((

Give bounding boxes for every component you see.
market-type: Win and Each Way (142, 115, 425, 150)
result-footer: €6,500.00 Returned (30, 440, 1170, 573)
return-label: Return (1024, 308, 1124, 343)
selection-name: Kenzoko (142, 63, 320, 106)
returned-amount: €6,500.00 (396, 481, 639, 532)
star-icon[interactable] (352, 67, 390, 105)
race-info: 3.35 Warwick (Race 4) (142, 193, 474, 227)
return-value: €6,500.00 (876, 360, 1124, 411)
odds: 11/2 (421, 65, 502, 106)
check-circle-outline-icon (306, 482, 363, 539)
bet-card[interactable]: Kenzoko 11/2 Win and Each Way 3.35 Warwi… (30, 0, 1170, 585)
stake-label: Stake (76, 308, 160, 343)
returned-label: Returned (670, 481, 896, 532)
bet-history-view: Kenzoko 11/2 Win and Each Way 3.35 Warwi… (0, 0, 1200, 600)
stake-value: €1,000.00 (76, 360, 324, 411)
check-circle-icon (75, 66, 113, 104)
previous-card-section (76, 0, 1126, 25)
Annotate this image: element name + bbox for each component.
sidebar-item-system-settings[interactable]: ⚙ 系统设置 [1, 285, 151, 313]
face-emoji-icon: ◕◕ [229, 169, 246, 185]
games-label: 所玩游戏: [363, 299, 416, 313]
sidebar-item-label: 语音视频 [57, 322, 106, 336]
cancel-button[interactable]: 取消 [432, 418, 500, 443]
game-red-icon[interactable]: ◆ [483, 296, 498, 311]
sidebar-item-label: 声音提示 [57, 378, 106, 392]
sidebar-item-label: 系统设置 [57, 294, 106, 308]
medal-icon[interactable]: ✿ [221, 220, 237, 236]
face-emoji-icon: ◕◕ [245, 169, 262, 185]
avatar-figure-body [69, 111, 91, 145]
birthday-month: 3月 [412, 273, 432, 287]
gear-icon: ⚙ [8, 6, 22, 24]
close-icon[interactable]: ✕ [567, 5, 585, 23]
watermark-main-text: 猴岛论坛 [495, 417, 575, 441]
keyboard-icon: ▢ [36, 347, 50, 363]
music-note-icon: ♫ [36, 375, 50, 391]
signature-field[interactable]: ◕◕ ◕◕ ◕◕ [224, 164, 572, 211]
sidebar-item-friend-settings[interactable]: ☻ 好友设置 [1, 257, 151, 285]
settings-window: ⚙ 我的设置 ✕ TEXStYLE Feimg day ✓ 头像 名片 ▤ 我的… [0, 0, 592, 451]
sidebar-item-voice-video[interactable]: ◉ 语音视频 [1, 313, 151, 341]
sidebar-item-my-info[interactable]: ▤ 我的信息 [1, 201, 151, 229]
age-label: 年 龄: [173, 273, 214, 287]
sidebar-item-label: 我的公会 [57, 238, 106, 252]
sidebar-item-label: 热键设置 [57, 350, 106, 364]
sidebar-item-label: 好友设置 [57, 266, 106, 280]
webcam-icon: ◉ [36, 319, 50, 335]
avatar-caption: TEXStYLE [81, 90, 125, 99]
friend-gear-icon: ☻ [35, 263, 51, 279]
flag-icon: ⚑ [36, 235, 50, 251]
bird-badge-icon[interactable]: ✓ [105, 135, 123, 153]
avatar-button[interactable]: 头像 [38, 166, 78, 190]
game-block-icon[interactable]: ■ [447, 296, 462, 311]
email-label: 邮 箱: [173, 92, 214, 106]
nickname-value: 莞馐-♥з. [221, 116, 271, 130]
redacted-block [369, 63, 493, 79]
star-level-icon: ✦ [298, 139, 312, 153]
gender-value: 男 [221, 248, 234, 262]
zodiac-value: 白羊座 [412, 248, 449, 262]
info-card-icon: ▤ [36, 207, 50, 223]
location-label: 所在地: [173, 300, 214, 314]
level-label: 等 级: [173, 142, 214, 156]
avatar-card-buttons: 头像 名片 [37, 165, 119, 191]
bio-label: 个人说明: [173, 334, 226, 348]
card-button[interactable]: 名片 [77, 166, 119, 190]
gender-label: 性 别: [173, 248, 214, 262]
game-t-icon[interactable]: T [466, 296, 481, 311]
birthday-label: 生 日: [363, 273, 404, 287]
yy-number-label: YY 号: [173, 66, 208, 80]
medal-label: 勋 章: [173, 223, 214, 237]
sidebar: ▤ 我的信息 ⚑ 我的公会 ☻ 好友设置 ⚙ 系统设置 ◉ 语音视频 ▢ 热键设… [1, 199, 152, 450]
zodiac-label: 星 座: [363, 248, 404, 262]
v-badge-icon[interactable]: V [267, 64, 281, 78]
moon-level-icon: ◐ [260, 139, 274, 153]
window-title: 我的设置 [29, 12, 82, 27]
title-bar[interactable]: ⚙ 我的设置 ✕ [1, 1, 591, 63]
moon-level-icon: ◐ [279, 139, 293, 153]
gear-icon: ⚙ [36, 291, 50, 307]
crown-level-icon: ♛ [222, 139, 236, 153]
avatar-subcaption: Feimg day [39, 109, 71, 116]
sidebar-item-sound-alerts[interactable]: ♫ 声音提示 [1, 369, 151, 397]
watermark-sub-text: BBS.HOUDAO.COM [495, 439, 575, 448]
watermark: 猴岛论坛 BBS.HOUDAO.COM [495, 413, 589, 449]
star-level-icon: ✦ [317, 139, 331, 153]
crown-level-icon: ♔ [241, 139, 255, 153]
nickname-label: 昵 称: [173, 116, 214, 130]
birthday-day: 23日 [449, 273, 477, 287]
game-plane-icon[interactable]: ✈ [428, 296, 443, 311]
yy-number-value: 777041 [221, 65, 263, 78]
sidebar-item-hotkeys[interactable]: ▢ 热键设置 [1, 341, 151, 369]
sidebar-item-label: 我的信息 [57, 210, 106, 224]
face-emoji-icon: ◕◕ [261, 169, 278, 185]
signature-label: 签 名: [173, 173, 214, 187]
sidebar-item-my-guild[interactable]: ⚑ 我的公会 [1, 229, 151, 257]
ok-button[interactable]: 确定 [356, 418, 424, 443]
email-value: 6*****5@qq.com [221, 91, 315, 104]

))

**What to do:**
Locate every line in the items above that contains the string "avatar" and copy each of those lines in full.

**Solution to the exercise:**
avatar-figure-body [69, 111, 91, 145]
avatar-caption: TEXStYLE [81, 90, 125, 99]
avatar-button[interactable]: 头像 [38, 166, 78, 190]
avatar-card-buttons: 头像 名片 [37, 165, 119, 191]
avatar-subcaption: Feimg day [39, 109, 71, 116]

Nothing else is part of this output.